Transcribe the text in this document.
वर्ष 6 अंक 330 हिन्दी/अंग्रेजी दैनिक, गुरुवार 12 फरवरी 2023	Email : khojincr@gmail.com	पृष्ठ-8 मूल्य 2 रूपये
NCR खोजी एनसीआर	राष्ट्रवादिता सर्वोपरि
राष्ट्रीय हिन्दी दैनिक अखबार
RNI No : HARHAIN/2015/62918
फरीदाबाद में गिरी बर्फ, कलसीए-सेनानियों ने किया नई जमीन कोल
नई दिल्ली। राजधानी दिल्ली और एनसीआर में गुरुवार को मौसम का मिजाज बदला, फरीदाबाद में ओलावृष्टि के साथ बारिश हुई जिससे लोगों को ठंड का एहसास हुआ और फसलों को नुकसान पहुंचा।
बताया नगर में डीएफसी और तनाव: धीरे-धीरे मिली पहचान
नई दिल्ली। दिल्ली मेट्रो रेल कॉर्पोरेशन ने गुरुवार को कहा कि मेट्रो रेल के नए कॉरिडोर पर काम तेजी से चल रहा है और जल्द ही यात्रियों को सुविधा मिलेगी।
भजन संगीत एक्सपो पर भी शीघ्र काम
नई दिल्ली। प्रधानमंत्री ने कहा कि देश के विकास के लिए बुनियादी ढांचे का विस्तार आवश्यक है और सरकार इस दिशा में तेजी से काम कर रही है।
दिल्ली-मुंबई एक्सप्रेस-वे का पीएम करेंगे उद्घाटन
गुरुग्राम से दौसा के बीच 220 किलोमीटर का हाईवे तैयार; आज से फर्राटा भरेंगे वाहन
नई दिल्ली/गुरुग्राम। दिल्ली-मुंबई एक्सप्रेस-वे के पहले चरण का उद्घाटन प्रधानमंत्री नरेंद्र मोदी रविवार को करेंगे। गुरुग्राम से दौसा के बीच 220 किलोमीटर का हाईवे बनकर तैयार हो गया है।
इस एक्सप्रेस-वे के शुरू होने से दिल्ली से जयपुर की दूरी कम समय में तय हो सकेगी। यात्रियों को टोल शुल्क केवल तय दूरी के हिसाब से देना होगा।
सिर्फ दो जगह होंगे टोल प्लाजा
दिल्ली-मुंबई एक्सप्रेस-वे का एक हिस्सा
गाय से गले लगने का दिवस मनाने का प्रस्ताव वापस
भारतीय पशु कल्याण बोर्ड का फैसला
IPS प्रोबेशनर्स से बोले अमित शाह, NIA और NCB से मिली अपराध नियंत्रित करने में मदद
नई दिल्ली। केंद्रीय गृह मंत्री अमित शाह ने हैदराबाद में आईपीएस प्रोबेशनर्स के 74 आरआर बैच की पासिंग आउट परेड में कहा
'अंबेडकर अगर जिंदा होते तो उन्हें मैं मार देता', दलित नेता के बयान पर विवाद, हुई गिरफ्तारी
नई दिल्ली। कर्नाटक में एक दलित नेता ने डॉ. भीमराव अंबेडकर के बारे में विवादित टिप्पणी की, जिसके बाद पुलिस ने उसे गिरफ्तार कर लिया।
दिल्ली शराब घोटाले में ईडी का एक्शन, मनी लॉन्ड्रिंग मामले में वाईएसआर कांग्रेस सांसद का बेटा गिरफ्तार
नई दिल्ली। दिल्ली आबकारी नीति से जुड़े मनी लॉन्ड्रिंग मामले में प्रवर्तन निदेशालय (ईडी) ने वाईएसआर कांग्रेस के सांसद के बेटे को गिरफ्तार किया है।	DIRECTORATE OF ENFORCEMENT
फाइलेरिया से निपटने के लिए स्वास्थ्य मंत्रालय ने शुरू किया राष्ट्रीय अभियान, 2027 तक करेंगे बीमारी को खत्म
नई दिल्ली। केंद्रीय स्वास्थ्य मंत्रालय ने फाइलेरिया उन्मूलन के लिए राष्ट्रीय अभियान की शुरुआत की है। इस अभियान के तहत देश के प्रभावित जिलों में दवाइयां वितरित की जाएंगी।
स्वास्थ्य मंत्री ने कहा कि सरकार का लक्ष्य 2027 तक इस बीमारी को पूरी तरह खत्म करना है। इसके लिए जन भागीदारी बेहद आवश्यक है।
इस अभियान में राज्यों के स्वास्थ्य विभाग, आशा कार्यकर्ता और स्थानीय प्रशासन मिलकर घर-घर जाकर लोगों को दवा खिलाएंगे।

********************

Copy down every line of the entries containing the word "ईएसआर".

→ **Result of this task**
दिल्ली शराब घोटाले में ईडी का एक्शन, मनी लॉन्ड्रिंग मामले में वाईएसआर कांग्रेस सांसद का बेटा गिरफ्तार
नई दिल्ली। दिल्ली आबकारी नीति से जुड़े मनी लॉन्ड्रिंग मामले में प्रवर्तन निदेशालय (ईडी) ने वाईएसआर कांग्रेस के सांसद के बेटे को गिरफ्तार किया है।	DIRECTORATE OF ENFORCEMENT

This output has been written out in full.